Repeat the records verbatim and leave the pictures out of your copy.

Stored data
########################################
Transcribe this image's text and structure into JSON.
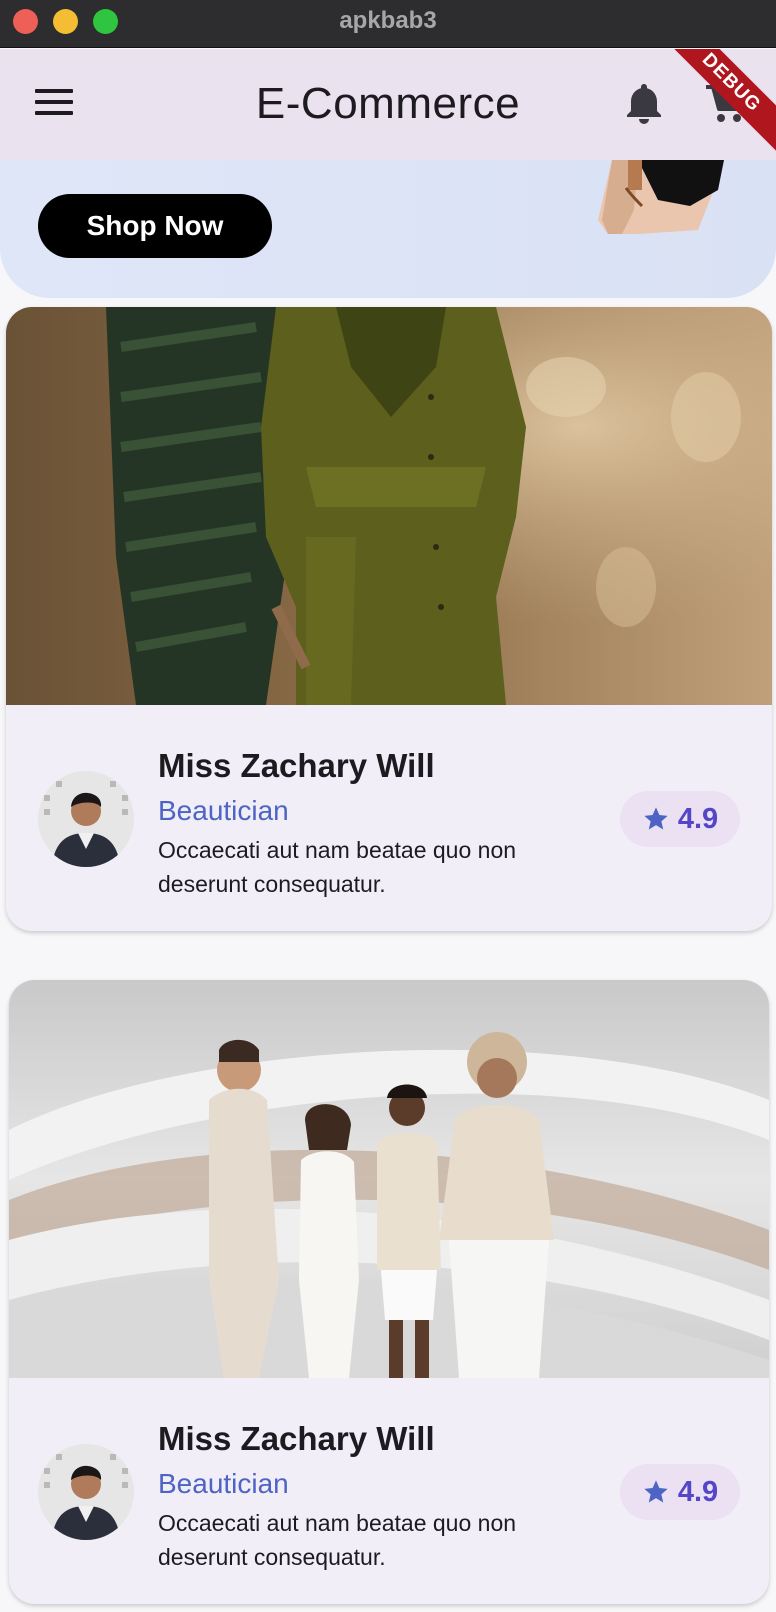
{
  "window": {
    "title": "apkbab3"
  },
  "appbar": {
    "title": "E-Commerce",
    "debug_label": "DEBUG"
  },
  "banner": {
    "button_label": "Shop Now"
  },
  "cards": [
    {
      "name": "Miss Zachary Will",
      "role": "Beautician",
      "description": "Occaecati aut nam beatae quo non deserunt consequatur.",
      "rating": "4.9"
    },
    {
      "name": "Miss Zachary Will",
      "role": "Beautician",
      "description": "Occaecati aut nam beatae quo non deserunt consequatur.",
      "rating": "4.9"
    }
  ],
  "colors": {
    "accent": "#4d64c4",
    "rating": "#5446c7",
    "appbar_bg": "#ebe2ef",
    "card_bg": "#f2eef7"
  },
  "icons": [
    "menu-icon",
    "bell-icon",
    "cart-icon",
    "star-icon"
  ]
}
########################################
#### Exercise output
Transcribe this image's text and structure into JSON.
{
  "window": {
    "title": "apkbab3"
  },
  "appbar": {
    "title": "E-Commerce",
    "debug_label": "DEBUG"
  },
  "banner": {
    "button_label": "Shop Now"
  },
  "cards": [
    {
      "name": "Miss Zachary Will",
      "role": "Beautician",
      "description": "Occaecati aut nam beatae quo non deserunt consequatur.",
      "rating": "4.9"
    },
    {
      "name": "Miss Zachary Will",
      "role": "Beautician",
      "description": "Occaecati aut nam beatae quo non deserunt consequatur.",
      "rating": "4.9"
    }
  ],
  "colors": {
    "accent": "#4d64c4",
    "rating": "#5446c7",
    "appbar_bg": "#ebe2ef",
    "card_bg": "#f2eef7"
  },
  "icons": [
    "menu-icon",
    "bell-icon",
    "cart-icon",
    "star-icon"
  ]
}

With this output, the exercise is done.